:: DATA SUPPLIED ::
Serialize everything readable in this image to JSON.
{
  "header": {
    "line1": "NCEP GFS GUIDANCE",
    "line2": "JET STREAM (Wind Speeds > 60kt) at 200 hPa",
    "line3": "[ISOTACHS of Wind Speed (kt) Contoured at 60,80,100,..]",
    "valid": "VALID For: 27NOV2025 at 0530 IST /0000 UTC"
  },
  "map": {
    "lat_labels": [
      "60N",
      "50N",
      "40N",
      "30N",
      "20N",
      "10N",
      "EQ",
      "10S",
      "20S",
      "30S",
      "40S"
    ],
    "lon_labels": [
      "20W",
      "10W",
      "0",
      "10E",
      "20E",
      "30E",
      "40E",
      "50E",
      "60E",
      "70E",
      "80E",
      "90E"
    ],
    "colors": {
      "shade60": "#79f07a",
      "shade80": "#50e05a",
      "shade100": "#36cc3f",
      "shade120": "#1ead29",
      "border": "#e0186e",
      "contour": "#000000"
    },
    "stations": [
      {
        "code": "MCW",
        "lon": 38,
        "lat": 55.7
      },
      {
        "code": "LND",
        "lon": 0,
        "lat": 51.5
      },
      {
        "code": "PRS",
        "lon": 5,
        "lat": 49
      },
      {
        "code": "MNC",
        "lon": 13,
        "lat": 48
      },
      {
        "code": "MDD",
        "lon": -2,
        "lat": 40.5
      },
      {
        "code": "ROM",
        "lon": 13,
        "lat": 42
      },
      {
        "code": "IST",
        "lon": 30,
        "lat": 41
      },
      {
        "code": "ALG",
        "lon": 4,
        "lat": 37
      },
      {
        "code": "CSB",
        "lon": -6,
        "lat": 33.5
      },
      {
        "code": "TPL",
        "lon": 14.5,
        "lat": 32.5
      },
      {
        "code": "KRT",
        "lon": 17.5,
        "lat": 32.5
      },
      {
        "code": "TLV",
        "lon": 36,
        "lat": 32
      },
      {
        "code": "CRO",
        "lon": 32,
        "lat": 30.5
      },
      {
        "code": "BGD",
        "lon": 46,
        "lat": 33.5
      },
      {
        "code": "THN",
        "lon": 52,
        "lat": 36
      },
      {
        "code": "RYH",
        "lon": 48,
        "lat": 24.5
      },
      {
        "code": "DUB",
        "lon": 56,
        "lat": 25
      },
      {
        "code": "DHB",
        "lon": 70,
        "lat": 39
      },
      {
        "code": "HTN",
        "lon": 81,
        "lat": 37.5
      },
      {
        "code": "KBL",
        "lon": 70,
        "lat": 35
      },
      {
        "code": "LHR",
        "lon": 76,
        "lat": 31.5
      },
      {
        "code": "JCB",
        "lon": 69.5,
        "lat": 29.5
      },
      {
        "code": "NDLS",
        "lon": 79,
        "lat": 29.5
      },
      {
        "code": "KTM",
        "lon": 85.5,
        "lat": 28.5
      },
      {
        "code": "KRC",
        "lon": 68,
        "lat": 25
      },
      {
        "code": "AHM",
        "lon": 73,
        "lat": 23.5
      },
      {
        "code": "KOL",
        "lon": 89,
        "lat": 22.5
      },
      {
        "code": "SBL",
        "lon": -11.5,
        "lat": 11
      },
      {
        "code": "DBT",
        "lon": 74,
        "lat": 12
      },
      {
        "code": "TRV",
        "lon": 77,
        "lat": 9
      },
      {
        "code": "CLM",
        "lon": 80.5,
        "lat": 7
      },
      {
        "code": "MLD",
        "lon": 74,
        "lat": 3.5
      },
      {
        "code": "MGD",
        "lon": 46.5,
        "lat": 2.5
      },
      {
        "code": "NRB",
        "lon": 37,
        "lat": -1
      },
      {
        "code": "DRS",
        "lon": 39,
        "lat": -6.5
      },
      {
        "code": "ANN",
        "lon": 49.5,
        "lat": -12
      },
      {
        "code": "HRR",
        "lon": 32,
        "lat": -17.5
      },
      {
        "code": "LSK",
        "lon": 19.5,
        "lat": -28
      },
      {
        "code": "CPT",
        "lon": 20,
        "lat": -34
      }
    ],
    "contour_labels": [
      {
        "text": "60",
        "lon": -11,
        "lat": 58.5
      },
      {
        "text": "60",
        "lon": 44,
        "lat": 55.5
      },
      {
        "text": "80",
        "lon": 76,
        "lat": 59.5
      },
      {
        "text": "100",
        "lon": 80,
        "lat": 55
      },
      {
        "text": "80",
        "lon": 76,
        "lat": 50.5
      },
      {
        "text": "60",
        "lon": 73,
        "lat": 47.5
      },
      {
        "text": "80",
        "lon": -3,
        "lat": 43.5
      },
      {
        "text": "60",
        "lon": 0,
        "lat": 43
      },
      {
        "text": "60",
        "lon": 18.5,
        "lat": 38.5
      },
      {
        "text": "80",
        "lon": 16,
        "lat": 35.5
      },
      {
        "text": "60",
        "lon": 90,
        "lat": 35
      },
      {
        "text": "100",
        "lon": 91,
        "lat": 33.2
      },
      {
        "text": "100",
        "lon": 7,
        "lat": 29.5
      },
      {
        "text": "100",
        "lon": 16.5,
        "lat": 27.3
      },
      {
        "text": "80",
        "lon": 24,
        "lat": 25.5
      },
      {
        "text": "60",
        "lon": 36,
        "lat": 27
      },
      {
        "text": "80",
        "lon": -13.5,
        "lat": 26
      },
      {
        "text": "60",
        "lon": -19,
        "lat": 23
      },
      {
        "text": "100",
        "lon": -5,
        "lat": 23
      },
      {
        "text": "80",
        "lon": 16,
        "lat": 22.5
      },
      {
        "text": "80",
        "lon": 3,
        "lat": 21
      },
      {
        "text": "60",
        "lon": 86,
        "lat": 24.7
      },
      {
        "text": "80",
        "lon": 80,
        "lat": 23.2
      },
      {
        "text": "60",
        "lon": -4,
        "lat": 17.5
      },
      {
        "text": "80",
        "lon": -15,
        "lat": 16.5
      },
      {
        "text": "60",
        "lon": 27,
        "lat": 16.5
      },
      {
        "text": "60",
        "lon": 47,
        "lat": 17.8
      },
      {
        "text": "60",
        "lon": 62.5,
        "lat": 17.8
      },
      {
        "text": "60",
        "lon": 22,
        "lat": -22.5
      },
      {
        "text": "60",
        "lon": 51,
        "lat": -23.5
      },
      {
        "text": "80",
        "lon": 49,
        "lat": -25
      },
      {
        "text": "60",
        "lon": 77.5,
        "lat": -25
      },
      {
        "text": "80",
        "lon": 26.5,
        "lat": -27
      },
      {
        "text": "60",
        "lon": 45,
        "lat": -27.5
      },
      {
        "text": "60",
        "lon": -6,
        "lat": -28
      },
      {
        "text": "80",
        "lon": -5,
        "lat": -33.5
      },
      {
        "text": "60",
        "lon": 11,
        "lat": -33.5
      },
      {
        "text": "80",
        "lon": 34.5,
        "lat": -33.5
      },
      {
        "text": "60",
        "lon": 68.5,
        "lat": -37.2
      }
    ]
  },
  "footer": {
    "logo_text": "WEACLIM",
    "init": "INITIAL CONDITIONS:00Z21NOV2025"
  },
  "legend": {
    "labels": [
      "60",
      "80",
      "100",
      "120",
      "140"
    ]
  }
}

:: INSTRUCTIONS FOR THE TASK ::
Print the listing above in its entirety, with every line exact.

:: TASK OUTPUT ::
Serialize everything readable in this image to JSON.
{
  "header": {
    "line1": "NCEP GFS GUIDANCE",
    "line2": "JET STREAM (Wind Speeds > 60kt) at 200 hPa",
    "line3": "[ISOTACHS of Wind Speed (kt) Contoured at 60,80,100,..]",
    "valid": "VALID For: 27NOV2025 at 0530 IST /0000 UTC"
  },
  "map": {
    "lat_labels": [
      "60N",
      "50N",
      "40N",
      "30N",
      "20N",
      "10N",
      "EQ",
      "10S",
      "20S",
      "30S",
      "40S"
    ],
    "lon_labels": [
      "20W",
      "10W",
      "0",
      "10E",
      "20E",
      "30E",
      "40E",
      "50E",
      "60E",
      "70E",
      "80E",
      "90E"
    ],
    "colors": {
      "shade60": "#79f07a",
      "shade80": "#50e05a",
      "shade100": "#36cc3f",
      "shade120": "#1ead29",
      "border": "#e0186e",
      "contour": "#000000"
    },
    "stations": [
      {
        "code": "MCW",
        "lon": 38,
        "lat": 55.7
      },
      {
        "code": "LND",
        "lon": 0,
        "lat": 51.5
      },
      {
        "code": "PRS",
        "lon": 5,
        "lat": 49
      },
      {
        "code": "MNC",
        "lon": 13,
        "lat": 48
      },
      {
        "code": "MDD",
        "lon": -2,
        "lat": 40.5
      },
      {
        "code": "ROM",
        "lon": 13,
        "lat": 42
      },
      {
        "code": "IST",
        "lon": 30,
        "lat": 41
      },
      {
        "code": "ALG",
        "lon": 4,
        "lat": 37
      },
      {
        "code": "CSB",
        "lon": -6,
        "lat": 33.5
      },
      {
        "code": "TPL",
        "lon": 14.5,
        "lat": 32.5
      },
      {
        "code": "KRT",
        "lon": 17.5,
        "lat": 32.5
      },
      {
        "code": "TLV",
        "lon": 36,
        "lat": 32
      },
      {
        "code": "CRO",
        "lon": 32,
        "lat": 30.5
      },
      {
        "code": "BGD",
        "lon": 46,
        "lat": 33.5
      },
      {
        "code": "THN",
        "lon": 52,
        "lat": 36
      },
      {
        "code": "RYH",
        "lon": 48,
        "lat": 24.5
      },
      {
        "code": "DUB",
        "lon": 56,
        "lat": 25
      },
      {
        "code": "DHB",
        "lon": 70,
        "lat": 39
      },
      {
        "code": "HTN",
        "lon": 81,
        "lat": 37.5
      },
      {
        "code": "KBL",
        "lon": 70,
        "lat": 35
      },
      {
        "code": "LHR",
        "lon": 76,
        "lat": 31.5
      },
      {
        "code": "JCB",
        "lon": 69.5,
        "lat": 29.5
      },
      {
        "code": "NDLS",
        "lon": 79,
        "lat": 29.5
      },
      {
        "code": "KTM",
        "lon": 85.5,
        "lat": 28.5
      },
      {
        "code": "KRC",
        "lon": 68,
        "lat": 25
      },
      {
        "code": "AHM",
        "lon": 73,
        "lat": 23.5
      },
      {
        "code": "KOL",
        "lon": 89,
        "lat": 22.5
      },
      {
        "code": "SBL",
        "lon": -11.5,
        "lat": 11
      },
      {
        "code": "DBT",
        "lon": 74,
        "lat": 12
      },
      {
        "code": "TRV",
        "lon": 77,
        "lat": 9
      },
      {
        "code": "CLM",
        "lon": 80.5,
        "lat": 7
      },
      {
        "code": "MLD",
        "lon": 74,
        "lat": 3.5
      },
      {
        "code": "MGD",
        "lon": 46.5,
        "lat": 2.5
      },
      {
        "code": "NRB",
        "lon": 37,
        "lat": -1
      },
      {
        "code": "DRS",
        "lon": 39,
        "lat": -6.5
      },
      {
        "code": "ANN",
        "lon": 49.5,
        "lat": -12
      },
      {
        "code": "HRR",
        "lon": 32,
        "lat": -17.5
      },
      {
        "code": "LSK",
        "lon": 19.5,
        "lat": -28
      },
      {
        "code": "CPT",
        "lon": 20,
        "lat": -34
      }
    ],
    "contour_labels": [
      {
        "text": "60",
        "lon": -11,
        "lat": 58.5
      },
      {
        "text": "60",
        "lon": 44,
        "lat": 55.5
      },
      {
        "text": "80",
        "lon": 76,
        "lat": 59.5
      },
      {
        "text": "100",
        "lon": 80,
        "lat": 55
      },
      {
        "text": "80",
        "lon": 76,
        "lat": 50.5
      },
      {
        "text": "60",
        "lon": 73,
        "lat": 47.5
      },
      {
        "text": "80",
        "lon": -3,
        "lat": 43.5
      },
      {
        "text": "60",
        "lon": 0,
        "lat": 43
      },
      {
        "text": "60",
        "lon": 18.5,
        "lat": 38.5
      },
      {
        "text": "80",
        "lon": 16,
        "lat": 35.5
      },
      {
        "text": "60",
        "lon": 90,
        "lat": 35
      },
      {
        "text": "100",
        "lon": 91,
        "lat": 33.2
      },
      {
        "text": "100",
        "lon": 7,
        "lat": 29.5
      },
      {
        "text": "100",
        "lon": 16.5,
        "lat": 27.3
      },
      {
        "text": "80",
        "lon": 24,
        "lat": 25.5
      },
      {
        "text": "60",
        "lon": 36,
        "lat": 27
      },
      {
        "text": "80",
        "lon": -13.5,
        "lat": 26
      },
      {
        "text": "60",
        "lon": -19,
        "lat": 23
      },
      {
        "text": "100",
        "lon": -5,
        "lat": 23
      },
      {
        "text": "80",
        "lon": 16,
        "lat": 22.5
      },
      {
        "text": "80",
        "lon": 3,
        "lat": 21
      },
      {
        "text": "60",
        "lon": 86,
        "lat": 24.7
      },
      {
        "text": "80",
        "lon": 80,
        "lat": 23.2
      },
      {
        "text": "60",
        "lon": -4,
        "lat": 17.5
      },
      {
        "text": "80",
        "lon": -15,
        "lat": 16.5
      },
      {
        "text": "60",
        "lon": 27,
        "lat": 16.5
      },
      {
        "text": "60",
        "lon": 47,
        "lat": 17.8
      },
      {
        "text": "60",
        "lon": 62.5,
        "lat": 17.8
      },
      {
        "text": "60",
        "lon": 22,
        "lat": -22.5
      },
      {
        "text": "60",
        "lon": 51,
        "lat": -23.5
      },
      {
        "text": "80",
        "lon": 49,
        "lat": -25
      },
      {
        "text": "60",
        "lon": 77.5,
        "lat": -25
      },
      {
        "text": "80",
        "lon": 26.5,
        "lat": -27
      },
      {
        "text": "60",
        "lon": 45,
        "lat": -27.5
      },
      {
        "text": "60",
        "lon": -6,
        "lat": -28
      },
      {
        "text": "80",
        "lon": -5,
        "lat": -33.5
      },
      {
        "text": "60",
        "lon": 11,
        "lat": -33.5
      },
      {
        "text": "80",
        "lon": 34.5,
        "lat": -33.5
      },
      {
        "text": "60",
        "lon": 68.5,
        "lat": -37.2
      }
    ]
  },
  "footer": {
    "logo_text": "WEACLIM",
    "init": "INITIAL CONDITIONS:00Z21NOV2025"
  },
  "legend": {
    "labels": [
      "60",
      "80",
      "100",
      "120",
      "140"
    ]
  }
}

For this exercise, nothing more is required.